> [Request] Reproduce every line of the items below verbatim, omitting the pictures.

-- START OF Stored rows --

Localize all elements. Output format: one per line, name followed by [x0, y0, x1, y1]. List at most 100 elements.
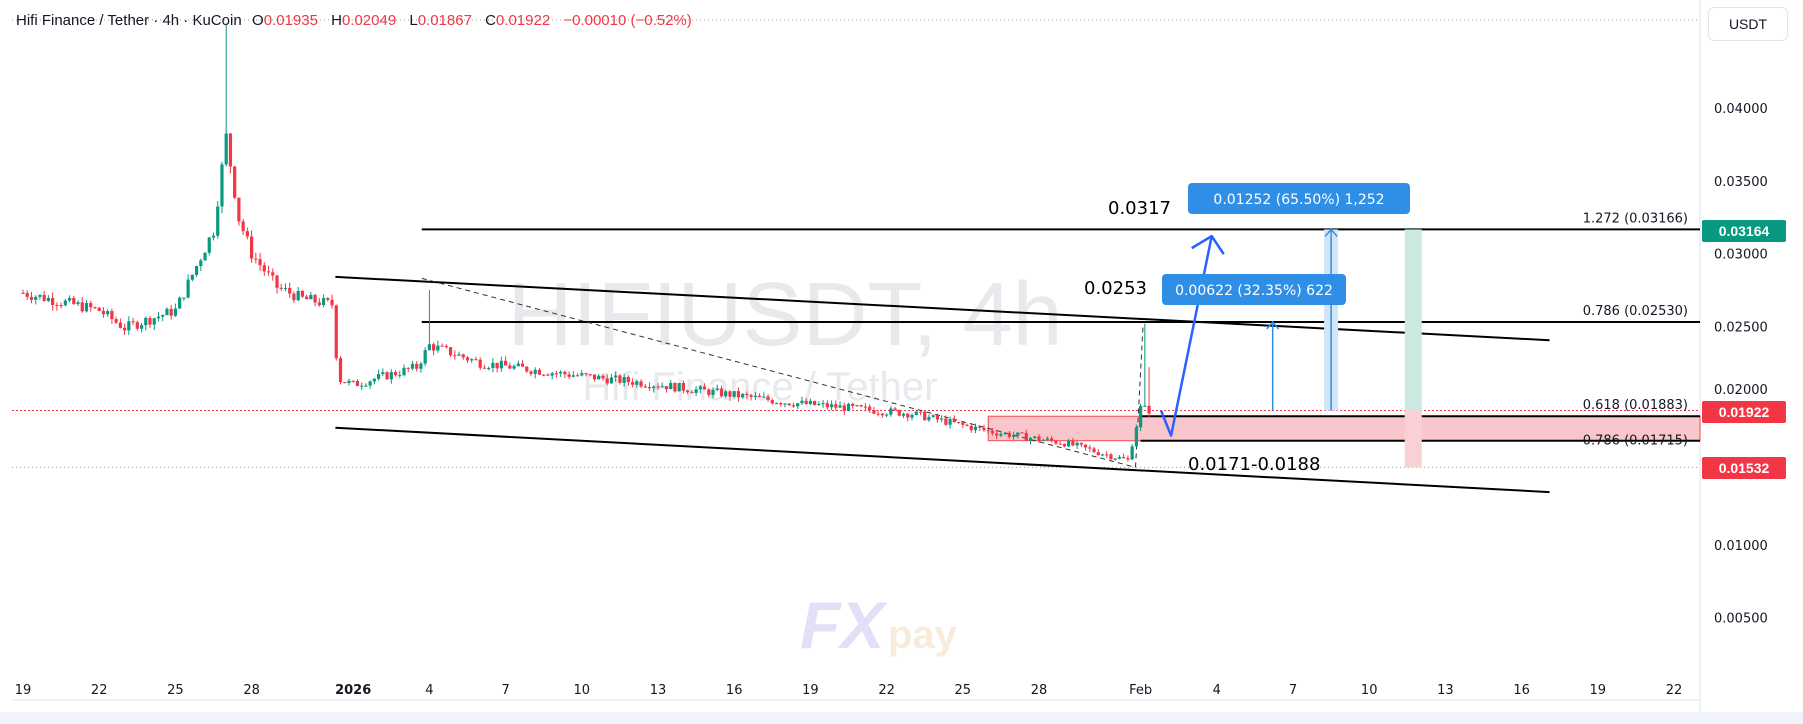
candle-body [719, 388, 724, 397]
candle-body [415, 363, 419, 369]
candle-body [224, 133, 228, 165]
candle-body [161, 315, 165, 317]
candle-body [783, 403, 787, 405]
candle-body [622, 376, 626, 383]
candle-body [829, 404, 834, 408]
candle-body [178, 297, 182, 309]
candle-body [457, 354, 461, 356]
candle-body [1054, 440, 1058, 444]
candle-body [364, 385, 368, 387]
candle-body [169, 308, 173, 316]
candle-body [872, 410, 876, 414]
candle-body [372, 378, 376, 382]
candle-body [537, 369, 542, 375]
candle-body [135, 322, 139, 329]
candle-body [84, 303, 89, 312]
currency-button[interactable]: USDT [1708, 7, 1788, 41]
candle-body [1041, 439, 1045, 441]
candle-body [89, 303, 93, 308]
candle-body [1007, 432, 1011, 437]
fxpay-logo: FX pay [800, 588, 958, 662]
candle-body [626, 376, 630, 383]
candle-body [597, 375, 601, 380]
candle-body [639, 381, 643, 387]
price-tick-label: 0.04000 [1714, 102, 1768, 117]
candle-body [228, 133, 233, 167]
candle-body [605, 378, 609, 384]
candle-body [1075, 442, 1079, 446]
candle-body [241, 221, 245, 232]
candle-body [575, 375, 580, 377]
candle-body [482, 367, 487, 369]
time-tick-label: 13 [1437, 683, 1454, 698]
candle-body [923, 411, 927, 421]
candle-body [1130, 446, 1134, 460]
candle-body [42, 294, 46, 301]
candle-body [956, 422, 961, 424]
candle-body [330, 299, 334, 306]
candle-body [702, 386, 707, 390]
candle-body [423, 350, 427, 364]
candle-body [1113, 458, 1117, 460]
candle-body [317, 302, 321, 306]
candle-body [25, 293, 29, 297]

-- END OF Stored rows --

> [Exercise response]
Localize all elements. Output format: one per line, name followed by [x0, y0, x1, y1]. List at most 100 elements.
candle-body [719, 388, 724, 397]
candle-body [415, 363, 419, 369]
candle-body [224, 133, 228, 165]
candle-body [161, 315, 165, 317]
candle-body [783, 403, 787, 405]
candle-body [622, 376, 626, 383]
candle-body [829, 404, 834, 408]
candle-body [178, 297, 182, 309]
candle-body [457, 354, 461, 356]
candle-body [1054, 440, 1058, 444]
candle-body [364, 385, 368, 387]
candle-body [169, 308, 173, 316]
candle-body [872, 410, 876, 414]
candle-body [372, 378, 376, 382]
candle-body [537, 369, 542, 375]
candle-body [135, 322, 139, 329]
candle-body [84, 303, 89, 312]
currency-button[interactable]: USDT [1708, 7, 1788, 41]
candle-body [1041, 439, 1045, 441]
candle-body [89, 303, 93, 308]
candle-body [1007, 432, 1011, 437]
fxpay-logo: FX pay [800, 588, 958, 662]
candle-body [626, 376, 630, 383]
candle-body [597, 375, 601, 380]
candle-body [639, 381, 643, 387]
price-tick-label: 0.04000 [1714, 102, 1768, 117]
candle-body [228, 133, 233, 167]
candle-body [605, 378, 609, 384]
candle-body [1075, 442, 1079, 446]
candle-body [241, 221, 245, 232]
candle-body [575, 375, 580, 377]
candle-body [482, 367, 487, 369]
time-tick-label: 13 [1437, 683, 1454, 698]
candle-body [923, 411, 927, 421]
candle-body [1130, 446, 1134, 460]
candle-body [42, 294, 46, 301]
candle-body [956, 422, 961, 424]
candle-body [330, 299, 334, 306]
candle-body [702, 386, 707, 390]
candle-body [423, 350, 427, 364]
candle-body [1113, 458, 1117, 460]
candle-body [317, 302, 321, 306]
candle-body [25, 293, 29, 297]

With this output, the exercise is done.